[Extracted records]

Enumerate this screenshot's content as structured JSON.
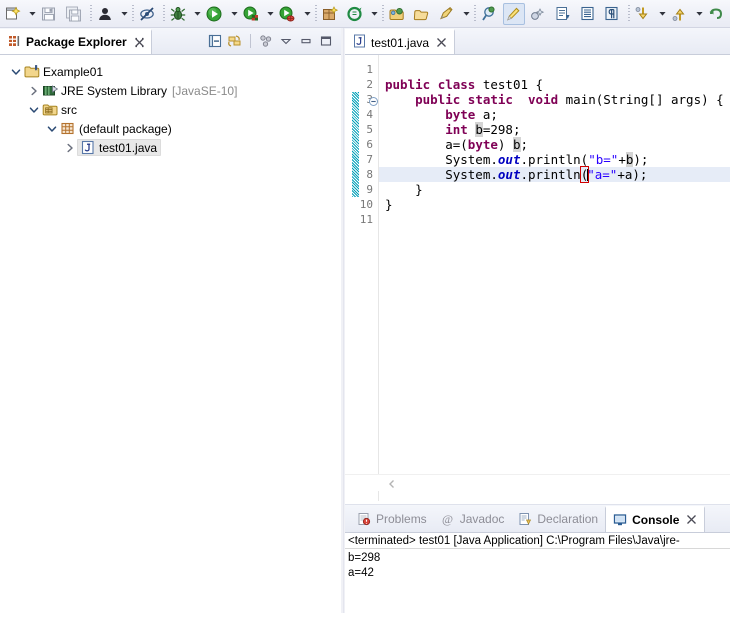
{
  "toolbar": {
    "items": [
      {
        "name": "new-wizard-icon",
        "label": "New",
        "type": "button"
      },
      {
        "name": "new-dropdown-arrow",
        "label": "New menu",
        "type": "arrow"
      },
      {
        "name": "save-icon",
        "label": "Save",
        "type": "button"
      },
      {
        "name": "save-all-icon",
        "label": "Save All",
        "type": "button"
      },
      {
        "name": "sep-1",
        "label": "separator",
        "type": "sep"
      },
      {
        "name": "person-icon",
        "label": "Open Task",
        "type": "button"
      },
      {
        "name": "person-dropdown-arrow",
        "label": "Task menu",
        "type": "arrow"
      },
      {
        "name": "sep-2",
        "label": "separator",
        "type": "sep"
      },
      {
        "name": "focus-off-icon",
        "label": "Focus on Active Task",
        "type": "button"
      },
      {
        "name": "sep-3",
        "label": "separator",
        "type": "sep"
      },
      {
        "name": "debug-icon",
        "label": "Debug",
        "type": "button"
      },
      {
        "name": "debug-dropdown-arrow",
        "label": "Debug menu",
        "type": "arrow"
      },
      {
        "name": "run-icon",
        "label": "Run",
        "type": "button"
      },
      {
        "name": "run-dropdown-arrow",
        "label": "Run menu",
        "type": "arrow"
      },
      {
        "name": "coverage-icon",
        "label": "Coverage",
        "type": "button"
      },
      {
        "name": "coverage-dropdown-arrow",
        "label": "Coverage menu",
        "type": "arrow"
      },
      {
        "name": "profile-icon",
        "label": "Profile",
        "type": "button"
      },
      {
        "name": "profile-dropdown-arrow",
        "label": "Profile menu",
        "type": "arrow"
      },
      {
        "name": "sep-4",
        "label": "separator",
        "type": "sep"
      },
      {
        "name": "new-java-package-icon",
        "label": "New Java Package",
        "type": "button"
      },
      {
        "name": "new-java-class-icon",
        "label": "New Java Class",
        "type": "button"
      },
      {
        "name": "new-class-dropdown-arrow",
        "label": "New Class menu",
        "type": "arrow"
      },
      {
        "name": "sep-5",
        "label": "separator",
        "type": "sep"
      },
      {
        "name": "open-type-icon",
        "label": "Open Type",
        "type": "button"
      },
      {
        "name": "open-task-icon",
        "label": "Open Task",
        "type": "button"
      },
      {
        "name": "search-icon",
        "label": "Search",
        "type": "button"
      },
      {
        "name": "search-dropdown-arrow",
        "label": "Search menu",
        "type": "arrow"
      },
      {
        "name": "sep-6",
        "label": "separator",
        "type": "sep"
      },
      {
        "name": "link-search-icon",
        "label": "Link with Editor",
        "type": "button"
      },
      {
        "name": "highlight-icon",
        "label": "Toggle Mark Occurrences",
        "type": "button",
        "active": true
      },
      {
        "name": "skip-breakpoints-icon",
        "label": "Skip All Breakpoints",
        "type": "button"
      },
      {
        "name": "next-annotation-icon",
        "label": "Next Annotation",
        "type": "button"
      },
      {
        "name": "show-whitespace-icon",
        "label": "Show Whitespace Characters",
        "type": "button"
      },
      {
        "name": "pilcrow-icon",
        "label": "Toggle Block Selection",
        "type": "button"
      },
      {
        "name": "sep-7",
        "label": "separator",
        "type": "sep"
      },
      {
        "name": "prev-edit-icon",
        "label": "Previous Edit Location",
        "type": "button"
      },
      {
        "name": "prev-dropdown-arrow",
        "label": "Previous menu",
        "type": "arrow"
      },
      {
        "name": "next-edit-icon",
        "label": "Next Edit Location",
        "type": "button"
      },
      {
        "name": "next-dropdown-arrow",
        "label": "Next menu",
        "type": "arrow"
      },
      {
        "name": "back-icon",
        "label": "Back",
        "type": "button"
      }
    ]
  },
  "package_explorer": {
    "tab_label": "Package Explorer",
    "close_tooltip": "Close",
    "toolbar": [
      {
        "name": "collapse-all-icon",
        "label": "Collapse All"
      },
      {
        "name": "link-with-editor-icon",
        "label": "Link with Editor"
      },
      {
        "name": "view-menu-icon",
        "label": "View Menu"
      },
      {
        "name": "minimize-icon",
        "label": "Minimize"
      },
      {
        "name": "maximize-icon",
        "label": "Maximize"
      }
    ],
    "tree": [
      {
        "label": "Example01",
        "suffix": "",
        "icon": "project-icon",
        "indent": 0,
        "twisty": "open",
        "selected": false
      },
      {
        "label": "JRE System Library",
        "suffix": "[JavaSE-10]",
        "icon": "library-icon",
        "indent": 1,
        "twisty": "closed",
        "selected": false
      },
      {
        "label": "src",
        "suffix": "",
        "icon": "source-folder-icon",
        "indent": 1,
        "twisty": "open",
        "selected": false
      },
      {
        "label": "(default package)",
        "suffix": "",
        "icon": "package-icon",
        "indent": 2,
        "twisty": "open",
        "selected": false
      },
      {
        "label": "test01.java",
        "suffix": "",
        "icon": "java-file-icon",
        "indent": 3,
        "twisty": "closed",
        "selected": true
      }
    ]
  },
  "editor": {
    "tab_label": "test01.java",
    "tab_icon": "java-file-icon",
    "line_numbers": [
      "1",
      "2",
      "3",
      "4",
      "5",
      "6",
      "7",
      "8",
      "9",
      "10",
      "11"
    ],
    "current_line": 8,
    "fold_marker_line": 3,
    "change_bar_lines": [
      3,
      4,
      5,
      6,
      7,
      8,
      9
    ],
    "lines": [
      "",
      "public class test01 {",
      "    public static  void main(String[] args) {",
      "        byte a;",
      "        int b=298;",
      "        a=(byte) b;",
      "        System.out.println(\"b=\"+b);",
      "        System.out.println(\"a=\"+a);",
      "    }",
      "}",
      ""
    ],
    "scroll_left_arrow": "scroll-left-icon"
  },
  "bottom_tabs": [
    {
      "name": "tab-problems",
      "label": "Problems",
      "icon": "problems-icon",
      "selected": false
    },
    {
      "name": "tab-javadoc",
      "label": "Javadoc",
      "icon": "javadoc-icon",
      "selected": false
    },
    {
      "name": "tab-declaration",
      "label": "Declaration",
      "icon": "declaration-icon",
      "selected": false
    },
    {
      "name": "tab-console",
      "label": "Console",
      "icon": "console-icon",
      "selected": true
    }
  ],
  "console": {
    "header": "<terminated> test01 [Java Application] C:\\Program Files\\Java\\jre-",
    "output": [
      "b=298",
      "a=42"
    ]
  },
  "colors": {
    "keyword": "#7f0055",
    "string": "#2a00ff",
    "field": "#0000c0",
    "occurrence_highlight": "#d4d4d4",
    "current_line": "#e6ecf7",
    "change_bar": "#00a0b8",
    "bracket_match_outline": "#d00000",
    "toolbar_bg": "#eef0f7",
    "tab_bg": "#e8ebf4"
  }
}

[WHAT YOU ARE ASKED TO DO] Collect every line from the records above that contains the word "Previous".

[OUTPUT OF THE EXERCISE]
        "label": "Previous Edit Location",
        "label": "Previous menu",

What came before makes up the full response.